▸ WORK TO COMPLETE:
List each line holding the string "tinikader".

▸ DATA SHOWN:
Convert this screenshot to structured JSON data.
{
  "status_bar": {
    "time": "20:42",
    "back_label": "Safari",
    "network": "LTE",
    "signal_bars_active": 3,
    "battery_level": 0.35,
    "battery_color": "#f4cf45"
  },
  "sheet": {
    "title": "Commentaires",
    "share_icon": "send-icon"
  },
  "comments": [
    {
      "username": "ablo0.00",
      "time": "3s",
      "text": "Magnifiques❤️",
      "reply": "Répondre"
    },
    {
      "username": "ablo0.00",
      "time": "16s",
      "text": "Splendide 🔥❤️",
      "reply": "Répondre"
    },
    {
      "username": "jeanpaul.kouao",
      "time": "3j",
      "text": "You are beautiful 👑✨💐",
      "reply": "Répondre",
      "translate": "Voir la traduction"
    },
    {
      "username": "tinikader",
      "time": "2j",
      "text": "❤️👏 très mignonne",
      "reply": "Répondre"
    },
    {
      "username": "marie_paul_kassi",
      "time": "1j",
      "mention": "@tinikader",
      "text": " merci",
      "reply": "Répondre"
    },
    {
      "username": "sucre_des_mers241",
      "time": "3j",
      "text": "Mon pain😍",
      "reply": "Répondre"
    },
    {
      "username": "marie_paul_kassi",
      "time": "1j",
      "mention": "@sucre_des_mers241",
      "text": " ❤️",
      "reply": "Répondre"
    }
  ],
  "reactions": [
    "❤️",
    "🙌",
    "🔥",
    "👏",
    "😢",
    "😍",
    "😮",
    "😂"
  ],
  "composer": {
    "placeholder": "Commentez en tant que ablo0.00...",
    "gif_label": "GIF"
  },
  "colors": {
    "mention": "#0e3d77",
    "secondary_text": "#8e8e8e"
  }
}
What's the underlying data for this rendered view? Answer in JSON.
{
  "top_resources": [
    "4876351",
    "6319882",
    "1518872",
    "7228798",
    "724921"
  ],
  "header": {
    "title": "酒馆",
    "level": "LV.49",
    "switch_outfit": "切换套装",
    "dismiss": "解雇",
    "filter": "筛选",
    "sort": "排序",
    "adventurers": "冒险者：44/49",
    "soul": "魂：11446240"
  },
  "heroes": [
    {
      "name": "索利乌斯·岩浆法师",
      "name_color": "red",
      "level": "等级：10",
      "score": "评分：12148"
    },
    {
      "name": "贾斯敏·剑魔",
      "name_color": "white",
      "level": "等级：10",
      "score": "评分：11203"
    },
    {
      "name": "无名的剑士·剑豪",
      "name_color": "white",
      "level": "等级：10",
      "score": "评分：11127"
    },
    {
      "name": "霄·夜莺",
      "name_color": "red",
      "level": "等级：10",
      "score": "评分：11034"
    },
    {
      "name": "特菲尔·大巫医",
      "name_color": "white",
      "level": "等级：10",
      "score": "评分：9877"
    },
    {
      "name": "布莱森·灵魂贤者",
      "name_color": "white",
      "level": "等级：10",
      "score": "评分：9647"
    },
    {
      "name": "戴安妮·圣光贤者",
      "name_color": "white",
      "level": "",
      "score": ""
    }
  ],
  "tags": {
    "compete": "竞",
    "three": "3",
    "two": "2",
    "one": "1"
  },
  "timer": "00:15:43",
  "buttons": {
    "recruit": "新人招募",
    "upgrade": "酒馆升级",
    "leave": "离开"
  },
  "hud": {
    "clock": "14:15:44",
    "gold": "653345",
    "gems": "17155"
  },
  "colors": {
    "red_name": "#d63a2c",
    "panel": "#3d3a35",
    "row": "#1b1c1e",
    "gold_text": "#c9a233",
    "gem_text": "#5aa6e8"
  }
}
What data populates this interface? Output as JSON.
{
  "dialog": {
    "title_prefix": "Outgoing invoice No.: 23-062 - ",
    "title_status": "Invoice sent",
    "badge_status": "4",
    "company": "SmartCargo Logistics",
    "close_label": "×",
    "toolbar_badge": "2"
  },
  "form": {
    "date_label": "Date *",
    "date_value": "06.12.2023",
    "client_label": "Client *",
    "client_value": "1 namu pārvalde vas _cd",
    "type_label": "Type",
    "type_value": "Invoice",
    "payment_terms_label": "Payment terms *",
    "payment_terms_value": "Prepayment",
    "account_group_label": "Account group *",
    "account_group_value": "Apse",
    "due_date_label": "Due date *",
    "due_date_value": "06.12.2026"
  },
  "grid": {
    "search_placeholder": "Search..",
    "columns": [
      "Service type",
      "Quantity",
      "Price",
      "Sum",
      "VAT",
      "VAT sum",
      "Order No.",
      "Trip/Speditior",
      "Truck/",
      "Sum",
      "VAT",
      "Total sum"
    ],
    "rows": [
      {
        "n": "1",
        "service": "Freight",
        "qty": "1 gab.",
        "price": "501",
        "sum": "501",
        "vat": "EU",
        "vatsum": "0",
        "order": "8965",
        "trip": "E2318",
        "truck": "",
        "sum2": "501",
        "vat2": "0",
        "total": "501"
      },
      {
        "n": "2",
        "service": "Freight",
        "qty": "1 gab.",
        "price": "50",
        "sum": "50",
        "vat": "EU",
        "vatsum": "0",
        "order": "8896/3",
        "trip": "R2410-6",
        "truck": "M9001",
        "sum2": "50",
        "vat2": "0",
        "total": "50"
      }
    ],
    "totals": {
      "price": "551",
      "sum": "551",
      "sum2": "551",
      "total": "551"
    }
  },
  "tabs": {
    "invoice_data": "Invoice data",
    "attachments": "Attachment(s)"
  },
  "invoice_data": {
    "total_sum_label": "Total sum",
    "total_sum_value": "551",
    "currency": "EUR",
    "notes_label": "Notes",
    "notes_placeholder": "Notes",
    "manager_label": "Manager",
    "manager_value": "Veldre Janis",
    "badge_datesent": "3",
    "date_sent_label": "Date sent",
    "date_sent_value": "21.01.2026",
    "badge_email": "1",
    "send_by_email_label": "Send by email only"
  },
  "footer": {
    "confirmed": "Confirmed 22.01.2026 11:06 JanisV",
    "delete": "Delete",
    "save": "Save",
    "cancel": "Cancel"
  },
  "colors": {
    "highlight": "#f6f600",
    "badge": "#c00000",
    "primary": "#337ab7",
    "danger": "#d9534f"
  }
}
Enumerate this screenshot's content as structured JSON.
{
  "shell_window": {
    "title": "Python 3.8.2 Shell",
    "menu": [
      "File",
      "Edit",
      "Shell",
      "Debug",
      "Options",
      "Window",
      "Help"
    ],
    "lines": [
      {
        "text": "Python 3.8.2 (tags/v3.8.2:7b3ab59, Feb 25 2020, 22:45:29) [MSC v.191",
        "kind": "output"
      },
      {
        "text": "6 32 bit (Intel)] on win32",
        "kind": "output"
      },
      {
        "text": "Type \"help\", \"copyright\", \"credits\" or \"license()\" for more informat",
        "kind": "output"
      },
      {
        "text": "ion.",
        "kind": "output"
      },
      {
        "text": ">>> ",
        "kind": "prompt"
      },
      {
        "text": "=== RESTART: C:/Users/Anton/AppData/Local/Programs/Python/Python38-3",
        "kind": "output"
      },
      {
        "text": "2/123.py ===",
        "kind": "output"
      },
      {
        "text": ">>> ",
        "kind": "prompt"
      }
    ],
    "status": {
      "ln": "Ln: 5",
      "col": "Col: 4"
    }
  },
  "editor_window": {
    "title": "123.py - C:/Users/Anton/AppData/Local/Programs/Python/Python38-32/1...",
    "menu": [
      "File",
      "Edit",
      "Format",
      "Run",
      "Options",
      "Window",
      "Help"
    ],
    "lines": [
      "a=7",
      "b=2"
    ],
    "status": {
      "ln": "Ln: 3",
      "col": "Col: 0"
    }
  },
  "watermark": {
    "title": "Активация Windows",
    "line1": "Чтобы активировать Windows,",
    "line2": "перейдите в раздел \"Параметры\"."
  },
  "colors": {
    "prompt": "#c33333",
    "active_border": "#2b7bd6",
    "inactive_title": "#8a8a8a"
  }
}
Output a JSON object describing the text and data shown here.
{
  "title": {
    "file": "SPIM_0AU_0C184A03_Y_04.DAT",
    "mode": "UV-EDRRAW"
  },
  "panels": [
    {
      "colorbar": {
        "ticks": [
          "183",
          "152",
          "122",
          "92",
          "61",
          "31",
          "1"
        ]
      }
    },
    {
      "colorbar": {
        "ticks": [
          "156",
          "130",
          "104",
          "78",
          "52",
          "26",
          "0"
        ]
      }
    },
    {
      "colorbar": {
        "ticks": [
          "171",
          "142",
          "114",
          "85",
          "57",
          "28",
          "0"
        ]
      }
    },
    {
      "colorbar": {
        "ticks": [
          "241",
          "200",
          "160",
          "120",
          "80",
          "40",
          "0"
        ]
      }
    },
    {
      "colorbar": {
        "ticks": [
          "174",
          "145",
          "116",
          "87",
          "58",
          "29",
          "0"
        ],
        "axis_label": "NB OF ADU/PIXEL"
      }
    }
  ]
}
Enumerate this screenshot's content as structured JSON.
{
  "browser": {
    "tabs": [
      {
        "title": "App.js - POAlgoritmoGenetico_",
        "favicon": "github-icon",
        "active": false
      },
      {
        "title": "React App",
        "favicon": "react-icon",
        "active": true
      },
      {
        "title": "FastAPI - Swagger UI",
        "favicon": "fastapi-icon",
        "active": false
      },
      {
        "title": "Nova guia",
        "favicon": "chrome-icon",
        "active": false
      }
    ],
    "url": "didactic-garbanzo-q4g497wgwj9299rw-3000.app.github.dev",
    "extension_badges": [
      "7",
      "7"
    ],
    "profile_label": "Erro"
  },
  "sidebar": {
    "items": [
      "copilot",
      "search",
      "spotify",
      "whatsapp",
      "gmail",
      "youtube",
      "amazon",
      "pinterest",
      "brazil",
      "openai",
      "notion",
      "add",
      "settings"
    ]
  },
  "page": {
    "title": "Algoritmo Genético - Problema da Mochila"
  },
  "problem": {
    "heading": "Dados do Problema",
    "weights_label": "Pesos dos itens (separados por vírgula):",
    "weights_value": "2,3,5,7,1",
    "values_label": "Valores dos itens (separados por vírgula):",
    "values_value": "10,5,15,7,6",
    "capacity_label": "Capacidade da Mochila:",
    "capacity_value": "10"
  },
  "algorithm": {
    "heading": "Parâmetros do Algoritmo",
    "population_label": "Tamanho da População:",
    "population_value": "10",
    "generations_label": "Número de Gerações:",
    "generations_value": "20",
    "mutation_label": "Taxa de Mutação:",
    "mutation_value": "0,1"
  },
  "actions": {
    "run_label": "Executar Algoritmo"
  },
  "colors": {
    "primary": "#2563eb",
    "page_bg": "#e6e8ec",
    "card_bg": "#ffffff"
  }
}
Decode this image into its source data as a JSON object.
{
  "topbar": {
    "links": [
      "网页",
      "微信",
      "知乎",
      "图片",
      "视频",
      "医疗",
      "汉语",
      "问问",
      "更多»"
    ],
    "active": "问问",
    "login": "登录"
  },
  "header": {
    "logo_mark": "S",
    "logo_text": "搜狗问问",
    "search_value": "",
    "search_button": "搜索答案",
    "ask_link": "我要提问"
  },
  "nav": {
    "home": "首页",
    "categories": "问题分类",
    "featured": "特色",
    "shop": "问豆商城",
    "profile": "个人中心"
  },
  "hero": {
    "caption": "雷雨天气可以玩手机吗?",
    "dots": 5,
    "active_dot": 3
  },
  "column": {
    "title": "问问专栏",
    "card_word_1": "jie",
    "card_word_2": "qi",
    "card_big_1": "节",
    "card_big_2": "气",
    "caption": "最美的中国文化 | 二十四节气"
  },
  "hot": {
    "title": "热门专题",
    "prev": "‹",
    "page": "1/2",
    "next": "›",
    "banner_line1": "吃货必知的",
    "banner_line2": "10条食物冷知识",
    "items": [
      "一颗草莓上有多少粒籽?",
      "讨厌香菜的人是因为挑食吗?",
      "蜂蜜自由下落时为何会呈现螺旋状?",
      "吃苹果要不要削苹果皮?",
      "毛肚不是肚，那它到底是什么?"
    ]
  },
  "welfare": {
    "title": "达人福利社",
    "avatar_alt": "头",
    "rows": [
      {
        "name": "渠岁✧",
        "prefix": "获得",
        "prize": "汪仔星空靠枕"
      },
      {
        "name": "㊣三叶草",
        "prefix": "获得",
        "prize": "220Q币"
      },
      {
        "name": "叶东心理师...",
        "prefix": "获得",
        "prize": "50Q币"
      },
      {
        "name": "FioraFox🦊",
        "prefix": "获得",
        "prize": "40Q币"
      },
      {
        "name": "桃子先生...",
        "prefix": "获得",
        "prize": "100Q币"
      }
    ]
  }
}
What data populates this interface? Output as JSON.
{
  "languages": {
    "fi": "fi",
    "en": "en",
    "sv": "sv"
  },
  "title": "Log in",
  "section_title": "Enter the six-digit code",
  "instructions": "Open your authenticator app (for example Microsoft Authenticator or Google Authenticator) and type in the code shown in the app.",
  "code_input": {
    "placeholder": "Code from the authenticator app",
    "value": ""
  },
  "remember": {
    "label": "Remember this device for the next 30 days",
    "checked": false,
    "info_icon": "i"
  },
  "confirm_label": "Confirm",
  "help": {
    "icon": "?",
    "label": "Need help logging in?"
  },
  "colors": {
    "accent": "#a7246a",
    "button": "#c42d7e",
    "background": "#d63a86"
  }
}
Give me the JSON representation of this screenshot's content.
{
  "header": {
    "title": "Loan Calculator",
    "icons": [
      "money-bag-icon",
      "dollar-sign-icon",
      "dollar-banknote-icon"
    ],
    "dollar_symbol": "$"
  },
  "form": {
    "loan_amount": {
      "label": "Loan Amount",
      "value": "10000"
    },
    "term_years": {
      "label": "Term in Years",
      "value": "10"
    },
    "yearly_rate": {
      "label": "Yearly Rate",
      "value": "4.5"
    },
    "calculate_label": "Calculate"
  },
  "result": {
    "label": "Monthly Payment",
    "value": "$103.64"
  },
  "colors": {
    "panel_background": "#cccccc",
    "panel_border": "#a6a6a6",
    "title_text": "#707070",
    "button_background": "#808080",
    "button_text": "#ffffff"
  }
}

▸ WRITTEN RESPONSE:
      "username": "tinikader",
      "mention": "@tinikader",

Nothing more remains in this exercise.